● **INSTRUCTIONS TO FOLLOW**:
Find each line in the records below that contains the word "playing", and copy it out.

● **ENTRIES PROVIDED**:
────────────────────
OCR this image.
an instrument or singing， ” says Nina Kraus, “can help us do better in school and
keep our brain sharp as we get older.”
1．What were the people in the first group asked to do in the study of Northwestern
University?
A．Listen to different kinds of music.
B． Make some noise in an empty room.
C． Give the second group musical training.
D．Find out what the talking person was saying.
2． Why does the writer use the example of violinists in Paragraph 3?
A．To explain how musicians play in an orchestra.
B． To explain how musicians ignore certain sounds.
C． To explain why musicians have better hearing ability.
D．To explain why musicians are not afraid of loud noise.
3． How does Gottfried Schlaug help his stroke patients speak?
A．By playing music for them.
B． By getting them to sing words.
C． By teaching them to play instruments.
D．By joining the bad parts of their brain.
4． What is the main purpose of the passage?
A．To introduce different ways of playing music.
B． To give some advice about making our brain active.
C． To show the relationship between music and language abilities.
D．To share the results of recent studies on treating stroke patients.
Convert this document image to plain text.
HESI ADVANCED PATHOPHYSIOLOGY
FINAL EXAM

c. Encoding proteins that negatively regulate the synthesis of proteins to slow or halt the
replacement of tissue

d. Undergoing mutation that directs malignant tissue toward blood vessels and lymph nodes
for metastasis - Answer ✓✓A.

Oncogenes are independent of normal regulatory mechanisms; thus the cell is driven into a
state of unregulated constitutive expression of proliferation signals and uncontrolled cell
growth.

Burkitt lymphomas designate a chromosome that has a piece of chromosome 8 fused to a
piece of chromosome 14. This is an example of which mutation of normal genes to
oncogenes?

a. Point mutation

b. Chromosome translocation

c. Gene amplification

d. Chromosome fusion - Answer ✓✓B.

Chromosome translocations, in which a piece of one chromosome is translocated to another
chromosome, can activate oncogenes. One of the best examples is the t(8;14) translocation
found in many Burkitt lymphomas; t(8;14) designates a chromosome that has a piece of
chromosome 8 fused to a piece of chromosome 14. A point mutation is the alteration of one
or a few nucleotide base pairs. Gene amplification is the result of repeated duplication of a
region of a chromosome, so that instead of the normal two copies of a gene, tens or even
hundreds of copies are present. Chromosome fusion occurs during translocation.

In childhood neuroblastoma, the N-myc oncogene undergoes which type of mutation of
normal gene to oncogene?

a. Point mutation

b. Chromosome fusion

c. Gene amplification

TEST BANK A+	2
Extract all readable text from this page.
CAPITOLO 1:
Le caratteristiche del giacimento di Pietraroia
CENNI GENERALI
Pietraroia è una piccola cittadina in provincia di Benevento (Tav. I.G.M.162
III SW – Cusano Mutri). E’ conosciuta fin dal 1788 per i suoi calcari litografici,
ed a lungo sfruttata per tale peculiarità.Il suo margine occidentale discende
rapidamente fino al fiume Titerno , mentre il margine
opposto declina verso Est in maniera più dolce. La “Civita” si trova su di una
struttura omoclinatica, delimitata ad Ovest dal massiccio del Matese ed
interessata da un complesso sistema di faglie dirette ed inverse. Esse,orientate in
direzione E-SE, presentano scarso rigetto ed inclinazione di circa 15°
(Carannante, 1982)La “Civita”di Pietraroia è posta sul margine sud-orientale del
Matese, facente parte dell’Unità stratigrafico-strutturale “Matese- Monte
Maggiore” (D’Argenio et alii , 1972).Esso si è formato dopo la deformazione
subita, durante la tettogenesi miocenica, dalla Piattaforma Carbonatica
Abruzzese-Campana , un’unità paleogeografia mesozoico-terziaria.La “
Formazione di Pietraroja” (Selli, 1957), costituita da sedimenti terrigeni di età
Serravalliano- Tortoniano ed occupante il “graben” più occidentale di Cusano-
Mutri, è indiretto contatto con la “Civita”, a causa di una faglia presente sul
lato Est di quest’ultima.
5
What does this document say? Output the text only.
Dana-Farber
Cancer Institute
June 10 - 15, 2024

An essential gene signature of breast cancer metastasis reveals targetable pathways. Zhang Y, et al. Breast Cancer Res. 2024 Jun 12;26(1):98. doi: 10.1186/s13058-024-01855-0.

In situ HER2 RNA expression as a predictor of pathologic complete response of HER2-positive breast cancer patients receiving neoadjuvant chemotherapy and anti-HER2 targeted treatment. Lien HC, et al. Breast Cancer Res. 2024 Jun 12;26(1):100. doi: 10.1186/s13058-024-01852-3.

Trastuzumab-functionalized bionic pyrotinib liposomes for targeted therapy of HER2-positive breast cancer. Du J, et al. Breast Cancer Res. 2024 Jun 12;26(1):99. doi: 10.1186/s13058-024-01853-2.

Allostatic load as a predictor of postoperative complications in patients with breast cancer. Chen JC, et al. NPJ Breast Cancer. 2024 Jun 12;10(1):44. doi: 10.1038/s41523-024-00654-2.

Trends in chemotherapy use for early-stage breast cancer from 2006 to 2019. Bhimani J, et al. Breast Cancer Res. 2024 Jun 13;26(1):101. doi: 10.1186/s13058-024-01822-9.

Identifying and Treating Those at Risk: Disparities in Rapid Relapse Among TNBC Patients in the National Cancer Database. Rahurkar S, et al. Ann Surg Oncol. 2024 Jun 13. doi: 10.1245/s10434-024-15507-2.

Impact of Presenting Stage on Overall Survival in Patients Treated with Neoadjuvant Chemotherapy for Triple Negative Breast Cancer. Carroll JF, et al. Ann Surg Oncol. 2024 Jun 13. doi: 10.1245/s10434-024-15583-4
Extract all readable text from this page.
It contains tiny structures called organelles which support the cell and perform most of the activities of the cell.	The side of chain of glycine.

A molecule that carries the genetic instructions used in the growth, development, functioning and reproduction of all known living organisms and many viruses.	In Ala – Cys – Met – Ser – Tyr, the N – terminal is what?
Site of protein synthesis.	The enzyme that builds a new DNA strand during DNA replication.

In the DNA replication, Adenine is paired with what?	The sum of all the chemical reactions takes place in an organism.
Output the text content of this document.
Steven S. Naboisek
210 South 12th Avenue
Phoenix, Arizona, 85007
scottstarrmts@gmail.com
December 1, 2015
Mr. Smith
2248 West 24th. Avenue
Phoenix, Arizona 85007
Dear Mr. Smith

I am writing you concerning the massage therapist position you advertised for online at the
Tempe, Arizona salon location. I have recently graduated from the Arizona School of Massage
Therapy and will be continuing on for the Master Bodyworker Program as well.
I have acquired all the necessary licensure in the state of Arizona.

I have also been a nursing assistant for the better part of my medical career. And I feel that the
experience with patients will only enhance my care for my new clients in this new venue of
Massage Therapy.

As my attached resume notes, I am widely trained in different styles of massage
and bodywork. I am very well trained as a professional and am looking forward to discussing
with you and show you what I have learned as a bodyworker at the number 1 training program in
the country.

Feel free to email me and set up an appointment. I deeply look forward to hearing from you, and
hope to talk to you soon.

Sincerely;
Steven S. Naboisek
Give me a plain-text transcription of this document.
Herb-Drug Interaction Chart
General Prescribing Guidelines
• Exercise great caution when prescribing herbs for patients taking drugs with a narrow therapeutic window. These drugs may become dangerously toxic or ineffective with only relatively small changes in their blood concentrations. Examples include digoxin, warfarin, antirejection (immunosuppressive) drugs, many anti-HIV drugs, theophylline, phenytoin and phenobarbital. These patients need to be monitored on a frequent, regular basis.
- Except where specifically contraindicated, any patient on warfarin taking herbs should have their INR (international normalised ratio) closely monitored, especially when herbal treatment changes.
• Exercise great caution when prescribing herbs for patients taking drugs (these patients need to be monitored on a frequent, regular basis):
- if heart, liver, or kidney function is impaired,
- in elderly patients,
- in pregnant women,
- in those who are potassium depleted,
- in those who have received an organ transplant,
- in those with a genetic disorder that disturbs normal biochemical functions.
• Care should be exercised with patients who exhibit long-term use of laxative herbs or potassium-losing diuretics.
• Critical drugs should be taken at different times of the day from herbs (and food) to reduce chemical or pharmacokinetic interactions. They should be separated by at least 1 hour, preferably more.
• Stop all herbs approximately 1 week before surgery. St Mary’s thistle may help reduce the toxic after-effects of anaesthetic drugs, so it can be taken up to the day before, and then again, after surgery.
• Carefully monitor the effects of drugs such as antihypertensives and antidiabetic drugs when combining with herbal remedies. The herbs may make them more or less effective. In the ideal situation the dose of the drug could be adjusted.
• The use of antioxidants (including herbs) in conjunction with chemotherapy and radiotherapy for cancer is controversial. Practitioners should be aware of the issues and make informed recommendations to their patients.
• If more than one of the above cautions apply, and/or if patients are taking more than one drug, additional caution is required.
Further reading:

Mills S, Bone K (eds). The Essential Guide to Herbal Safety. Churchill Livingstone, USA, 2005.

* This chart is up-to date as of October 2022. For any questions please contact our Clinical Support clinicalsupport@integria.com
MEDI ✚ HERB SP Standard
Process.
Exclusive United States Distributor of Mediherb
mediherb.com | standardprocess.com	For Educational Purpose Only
────────────────────
● **EXPECTED OUTPUT**:
A．By playing music for them.
A．To introduce different ways of playing music.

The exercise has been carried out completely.